Which lines hold the word "Mesajlar"? Show each of them.

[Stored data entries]

(begin)

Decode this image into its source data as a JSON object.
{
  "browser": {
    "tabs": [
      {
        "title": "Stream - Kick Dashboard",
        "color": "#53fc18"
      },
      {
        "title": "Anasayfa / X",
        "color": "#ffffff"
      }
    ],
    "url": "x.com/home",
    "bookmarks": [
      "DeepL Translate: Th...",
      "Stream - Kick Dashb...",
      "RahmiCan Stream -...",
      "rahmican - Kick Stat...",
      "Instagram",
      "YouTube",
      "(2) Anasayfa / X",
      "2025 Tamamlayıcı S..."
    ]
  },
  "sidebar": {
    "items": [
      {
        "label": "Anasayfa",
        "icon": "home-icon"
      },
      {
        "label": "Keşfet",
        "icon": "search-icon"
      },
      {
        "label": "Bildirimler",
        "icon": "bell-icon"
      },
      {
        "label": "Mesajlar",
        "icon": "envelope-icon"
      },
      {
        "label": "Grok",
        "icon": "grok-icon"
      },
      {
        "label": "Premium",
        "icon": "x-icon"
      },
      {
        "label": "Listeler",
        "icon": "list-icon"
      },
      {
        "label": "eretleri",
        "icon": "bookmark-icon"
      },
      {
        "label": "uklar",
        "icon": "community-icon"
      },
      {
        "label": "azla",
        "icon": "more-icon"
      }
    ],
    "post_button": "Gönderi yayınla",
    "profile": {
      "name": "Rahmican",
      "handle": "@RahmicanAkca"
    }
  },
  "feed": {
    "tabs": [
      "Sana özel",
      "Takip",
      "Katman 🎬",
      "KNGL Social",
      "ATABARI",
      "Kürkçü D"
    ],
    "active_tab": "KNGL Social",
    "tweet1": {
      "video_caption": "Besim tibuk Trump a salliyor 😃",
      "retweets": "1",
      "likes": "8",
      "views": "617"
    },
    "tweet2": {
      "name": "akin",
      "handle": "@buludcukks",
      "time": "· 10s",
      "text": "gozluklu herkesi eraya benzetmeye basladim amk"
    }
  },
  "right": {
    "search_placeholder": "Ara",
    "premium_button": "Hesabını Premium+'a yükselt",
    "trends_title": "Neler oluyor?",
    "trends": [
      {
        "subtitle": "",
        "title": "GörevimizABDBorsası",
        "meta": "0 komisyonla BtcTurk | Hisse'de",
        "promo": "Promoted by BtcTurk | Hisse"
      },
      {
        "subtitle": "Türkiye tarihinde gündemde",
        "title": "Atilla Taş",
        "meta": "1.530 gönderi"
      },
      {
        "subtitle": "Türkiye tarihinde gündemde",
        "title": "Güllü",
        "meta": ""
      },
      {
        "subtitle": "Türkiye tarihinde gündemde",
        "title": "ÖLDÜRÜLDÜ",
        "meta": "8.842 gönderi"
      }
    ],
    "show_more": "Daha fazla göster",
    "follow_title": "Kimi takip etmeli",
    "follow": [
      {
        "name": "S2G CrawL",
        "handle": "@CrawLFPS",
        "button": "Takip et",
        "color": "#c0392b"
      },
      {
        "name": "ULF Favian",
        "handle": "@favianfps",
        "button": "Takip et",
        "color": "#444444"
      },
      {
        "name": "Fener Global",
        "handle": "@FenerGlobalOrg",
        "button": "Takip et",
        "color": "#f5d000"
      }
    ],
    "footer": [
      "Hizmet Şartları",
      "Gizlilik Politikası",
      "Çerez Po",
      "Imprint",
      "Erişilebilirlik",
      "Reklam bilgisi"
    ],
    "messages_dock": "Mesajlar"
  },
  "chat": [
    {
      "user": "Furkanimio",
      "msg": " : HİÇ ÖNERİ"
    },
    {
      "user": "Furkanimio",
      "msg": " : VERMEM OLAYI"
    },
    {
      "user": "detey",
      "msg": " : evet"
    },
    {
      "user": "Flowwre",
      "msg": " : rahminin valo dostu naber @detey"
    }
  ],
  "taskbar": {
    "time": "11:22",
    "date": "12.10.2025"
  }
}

(end)
(begin)

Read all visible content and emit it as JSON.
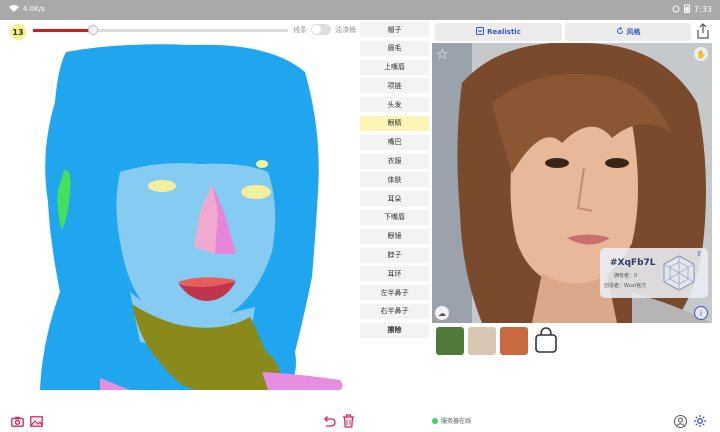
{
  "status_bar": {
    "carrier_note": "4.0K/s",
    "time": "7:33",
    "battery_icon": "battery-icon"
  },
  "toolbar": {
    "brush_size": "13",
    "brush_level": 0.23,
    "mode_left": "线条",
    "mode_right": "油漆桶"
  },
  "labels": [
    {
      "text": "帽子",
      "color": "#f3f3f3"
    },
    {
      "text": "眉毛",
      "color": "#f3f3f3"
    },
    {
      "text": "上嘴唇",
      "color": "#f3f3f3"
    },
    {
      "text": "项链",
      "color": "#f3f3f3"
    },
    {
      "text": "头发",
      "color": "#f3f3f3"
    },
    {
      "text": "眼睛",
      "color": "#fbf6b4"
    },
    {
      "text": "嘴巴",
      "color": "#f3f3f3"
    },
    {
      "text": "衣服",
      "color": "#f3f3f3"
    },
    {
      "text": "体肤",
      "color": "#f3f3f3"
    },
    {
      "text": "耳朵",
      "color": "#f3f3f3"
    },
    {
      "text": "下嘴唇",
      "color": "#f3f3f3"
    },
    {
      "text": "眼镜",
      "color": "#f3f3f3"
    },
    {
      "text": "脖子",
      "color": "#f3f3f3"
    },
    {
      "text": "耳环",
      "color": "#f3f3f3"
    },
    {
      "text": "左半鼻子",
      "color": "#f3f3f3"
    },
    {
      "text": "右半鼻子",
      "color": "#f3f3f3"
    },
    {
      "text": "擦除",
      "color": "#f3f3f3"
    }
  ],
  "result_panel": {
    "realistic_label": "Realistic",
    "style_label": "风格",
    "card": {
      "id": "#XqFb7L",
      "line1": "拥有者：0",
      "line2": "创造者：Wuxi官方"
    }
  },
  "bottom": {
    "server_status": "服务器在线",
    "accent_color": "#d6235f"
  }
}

(end)

## Response to the exercise
        "label": "Mesajlar",
    "messages_dock": "Mesajlar"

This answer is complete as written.